***** RECORD EXTRACTS

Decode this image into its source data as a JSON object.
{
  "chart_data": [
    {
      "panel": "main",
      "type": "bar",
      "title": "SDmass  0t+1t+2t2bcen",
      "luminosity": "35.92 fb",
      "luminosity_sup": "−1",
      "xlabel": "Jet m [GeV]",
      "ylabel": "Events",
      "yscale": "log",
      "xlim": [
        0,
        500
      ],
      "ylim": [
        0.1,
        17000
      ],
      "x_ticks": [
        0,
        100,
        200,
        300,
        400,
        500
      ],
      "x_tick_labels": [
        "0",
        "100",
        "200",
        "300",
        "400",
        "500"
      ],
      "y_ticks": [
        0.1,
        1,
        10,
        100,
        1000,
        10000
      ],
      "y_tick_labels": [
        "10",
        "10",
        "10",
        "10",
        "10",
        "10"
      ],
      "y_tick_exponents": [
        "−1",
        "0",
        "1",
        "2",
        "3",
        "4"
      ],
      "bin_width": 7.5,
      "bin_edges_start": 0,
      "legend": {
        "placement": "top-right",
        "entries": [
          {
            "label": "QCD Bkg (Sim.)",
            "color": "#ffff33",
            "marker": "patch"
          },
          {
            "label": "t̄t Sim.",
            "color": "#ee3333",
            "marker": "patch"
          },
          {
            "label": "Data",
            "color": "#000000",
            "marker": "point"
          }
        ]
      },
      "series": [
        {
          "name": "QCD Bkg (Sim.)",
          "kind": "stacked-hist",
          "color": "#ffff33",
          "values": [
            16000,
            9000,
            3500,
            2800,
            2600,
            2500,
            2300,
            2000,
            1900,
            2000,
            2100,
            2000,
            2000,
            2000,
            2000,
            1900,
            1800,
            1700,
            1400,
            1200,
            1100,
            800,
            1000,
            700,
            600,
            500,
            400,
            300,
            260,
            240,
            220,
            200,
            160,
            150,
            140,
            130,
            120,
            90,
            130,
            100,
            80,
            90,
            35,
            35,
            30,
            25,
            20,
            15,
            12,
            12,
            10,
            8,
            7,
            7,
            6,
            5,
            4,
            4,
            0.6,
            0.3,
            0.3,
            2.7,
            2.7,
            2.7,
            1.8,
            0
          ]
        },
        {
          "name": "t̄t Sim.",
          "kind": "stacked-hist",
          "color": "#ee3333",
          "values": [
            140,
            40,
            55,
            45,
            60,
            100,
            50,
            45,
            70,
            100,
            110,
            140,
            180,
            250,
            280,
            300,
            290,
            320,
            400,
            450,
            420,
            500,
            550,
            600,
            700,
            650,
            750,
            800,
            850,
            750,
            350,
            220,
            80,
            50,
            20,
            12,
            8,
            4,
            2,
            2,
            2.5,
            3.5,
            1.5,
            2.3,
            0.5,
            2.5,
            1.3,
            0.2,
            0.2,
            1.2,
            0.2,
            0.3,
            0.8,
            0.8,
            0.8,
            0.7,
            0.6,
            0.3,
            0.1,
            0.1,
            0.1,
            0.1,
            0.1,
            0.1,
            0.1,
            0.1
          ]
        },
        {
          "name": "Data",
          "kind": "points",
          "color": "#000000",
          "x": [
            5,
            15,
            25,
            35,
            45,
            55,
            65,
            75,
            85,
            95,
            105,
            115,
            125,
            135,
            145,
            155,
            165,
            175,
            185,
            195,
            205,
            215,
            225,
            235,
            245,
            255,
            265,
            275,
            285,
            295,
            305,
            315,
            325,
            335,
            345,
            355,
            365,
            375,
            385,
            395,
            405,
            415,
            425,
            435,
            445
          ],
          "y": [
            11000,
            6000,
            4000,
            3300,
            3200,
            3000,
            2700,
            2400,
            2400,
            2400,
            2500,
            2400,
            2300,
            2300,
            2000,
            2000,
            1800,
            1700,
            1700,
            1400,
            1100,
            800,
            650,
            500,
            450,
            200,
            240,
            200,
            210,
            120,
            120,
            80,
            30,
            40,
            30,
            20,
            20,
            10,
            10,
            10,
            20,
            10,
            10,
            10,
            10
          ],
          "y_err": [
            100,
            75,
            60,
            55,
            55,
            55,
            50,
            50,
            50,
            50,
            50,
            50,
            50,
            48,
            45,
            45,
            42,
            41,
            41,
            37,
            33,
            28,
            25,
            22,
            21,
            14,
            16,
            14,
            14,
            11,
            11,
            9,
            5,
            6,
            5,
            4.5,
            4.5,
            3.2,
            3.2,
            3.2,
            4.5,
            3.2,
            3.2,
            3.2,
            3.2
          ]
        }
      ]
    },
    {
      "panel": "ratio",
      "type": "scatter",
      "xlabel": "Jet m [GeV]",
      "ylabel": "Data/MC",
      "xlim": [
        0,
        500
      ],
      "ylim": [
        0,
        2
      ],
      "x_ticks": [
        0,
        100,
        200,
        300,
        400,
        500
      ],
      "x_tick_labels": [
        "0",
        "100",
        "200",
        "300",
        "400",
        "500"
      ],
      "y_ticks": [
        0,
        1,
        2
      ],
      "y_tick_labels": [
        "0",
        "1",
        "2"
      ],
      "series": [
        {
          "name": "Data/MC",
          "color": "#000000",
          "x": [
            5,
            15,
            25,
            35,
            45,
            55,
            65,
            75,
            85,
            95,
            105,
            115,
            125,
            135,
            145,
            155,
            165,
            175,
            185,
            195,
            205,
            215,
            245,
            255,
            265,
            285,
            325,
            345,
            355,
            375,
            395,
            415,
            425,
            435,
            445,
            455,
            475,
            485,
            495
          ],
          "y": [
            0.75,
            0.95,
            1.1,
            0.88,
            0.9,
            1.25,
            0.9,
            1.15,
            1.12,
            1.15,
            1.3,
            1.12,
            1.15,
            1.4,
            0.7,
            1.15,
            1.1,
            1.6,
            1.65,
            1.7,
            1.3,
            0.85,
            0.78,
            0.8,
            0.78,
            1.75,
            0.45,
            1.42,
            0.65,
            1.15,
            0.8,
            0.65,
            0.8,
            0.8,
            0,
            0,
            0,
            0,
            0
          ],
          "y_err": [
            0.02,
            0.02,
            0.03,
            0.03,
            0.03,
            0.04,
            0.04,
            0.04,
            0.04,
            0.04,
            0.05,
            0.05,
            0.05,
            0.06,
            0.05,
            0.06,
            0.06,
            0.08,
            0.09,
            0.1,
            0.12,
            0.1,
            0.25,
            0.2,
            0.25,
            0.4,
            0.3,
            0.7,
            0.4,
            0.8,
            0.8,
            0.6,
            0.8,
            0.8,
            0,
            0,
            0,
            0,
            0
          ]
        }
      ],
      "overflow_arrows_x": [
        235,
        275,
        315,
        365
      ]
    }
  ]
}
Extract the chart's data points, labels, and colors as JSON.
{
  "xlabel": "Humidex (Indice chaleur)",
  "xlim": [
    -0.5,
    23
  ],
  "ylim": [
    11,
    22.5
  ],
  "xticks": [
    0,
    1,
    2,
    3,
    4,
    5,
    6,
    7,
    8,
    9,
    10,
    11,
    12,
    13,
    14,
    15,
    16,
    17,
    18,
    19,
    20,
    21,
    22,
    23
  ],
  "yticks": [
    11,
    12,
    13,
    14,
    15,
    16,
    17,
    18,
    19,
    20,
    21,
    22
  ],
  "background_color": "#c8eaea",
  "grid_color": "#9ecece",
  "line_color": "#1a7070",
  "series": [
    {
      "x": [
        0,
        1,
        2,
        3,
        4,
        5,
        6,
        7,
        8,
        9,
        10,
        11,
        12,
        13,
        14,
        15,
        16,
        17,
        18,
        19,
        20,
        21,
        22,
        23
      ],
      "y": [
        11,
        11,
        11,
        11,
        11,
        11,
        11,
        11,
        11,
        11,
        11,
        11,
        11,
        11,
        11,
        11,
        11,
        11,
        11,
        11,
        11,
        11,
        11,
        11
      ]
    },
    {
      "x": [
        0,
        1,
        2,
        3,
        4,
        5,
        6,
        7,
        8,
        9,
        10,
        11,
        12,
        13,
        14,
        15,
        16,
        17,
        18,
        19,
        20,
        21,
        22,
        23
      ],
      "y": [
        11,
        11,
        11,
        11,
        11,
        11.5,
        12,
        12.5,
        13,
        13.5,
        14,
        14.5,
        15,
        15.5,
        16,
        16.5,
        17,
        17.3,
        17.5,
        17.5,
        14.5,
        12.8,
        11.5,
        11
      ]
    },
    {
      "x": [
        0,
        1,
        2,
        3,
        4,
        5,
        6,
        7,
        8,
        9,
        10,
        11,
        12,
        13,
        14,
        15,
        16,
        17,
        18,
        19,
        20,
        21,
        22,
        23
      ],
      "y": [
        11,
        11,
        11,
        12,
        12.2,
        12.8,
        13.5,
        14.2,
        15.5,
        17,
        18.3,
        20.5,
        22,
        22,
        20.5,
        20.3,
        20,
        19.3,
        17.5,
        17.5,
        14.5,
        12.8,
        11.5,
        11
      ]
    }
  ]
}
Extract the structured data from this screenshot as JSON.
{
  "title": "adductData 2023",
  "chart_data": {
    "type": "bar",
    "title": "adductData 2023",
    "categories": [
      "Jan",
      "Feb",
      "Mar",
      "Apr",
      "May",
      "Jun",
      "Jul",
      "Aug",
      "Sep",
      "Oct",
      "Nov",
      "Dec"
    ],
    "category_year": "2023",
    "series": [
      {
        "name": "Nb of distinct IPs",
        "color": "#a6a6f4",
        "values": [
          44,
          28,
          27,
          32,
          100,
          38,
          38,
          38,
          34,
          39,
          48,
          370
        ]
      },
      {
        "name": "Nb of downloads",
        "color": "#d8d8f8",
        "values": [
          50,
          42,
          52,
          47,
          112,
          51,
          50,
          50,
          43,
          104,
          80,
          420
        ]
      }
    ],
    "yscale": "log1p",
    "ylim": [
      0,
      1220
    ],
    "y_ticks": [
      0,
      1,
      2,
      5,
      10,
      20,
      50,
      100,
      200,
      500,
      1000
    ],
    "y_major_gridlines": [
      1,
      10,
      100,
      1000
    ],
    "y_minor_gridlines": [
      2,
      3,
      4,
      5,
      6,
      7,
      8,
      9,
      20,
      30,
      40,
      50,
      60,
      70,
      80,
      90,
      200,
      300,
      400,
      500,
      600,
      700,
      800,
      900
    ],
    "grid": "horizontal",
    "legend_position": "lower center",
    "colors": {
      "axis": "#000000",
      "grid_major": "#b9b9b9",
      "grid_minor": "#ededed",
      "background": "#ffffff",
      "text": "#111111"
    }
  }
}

**********

**WRITTEN REQUEST**
Copy out each line in the preceding records that contains "colors".

**WORKED ANSWER**
Extract the chart's data points, labels, and colors as JSON.
    "colors": {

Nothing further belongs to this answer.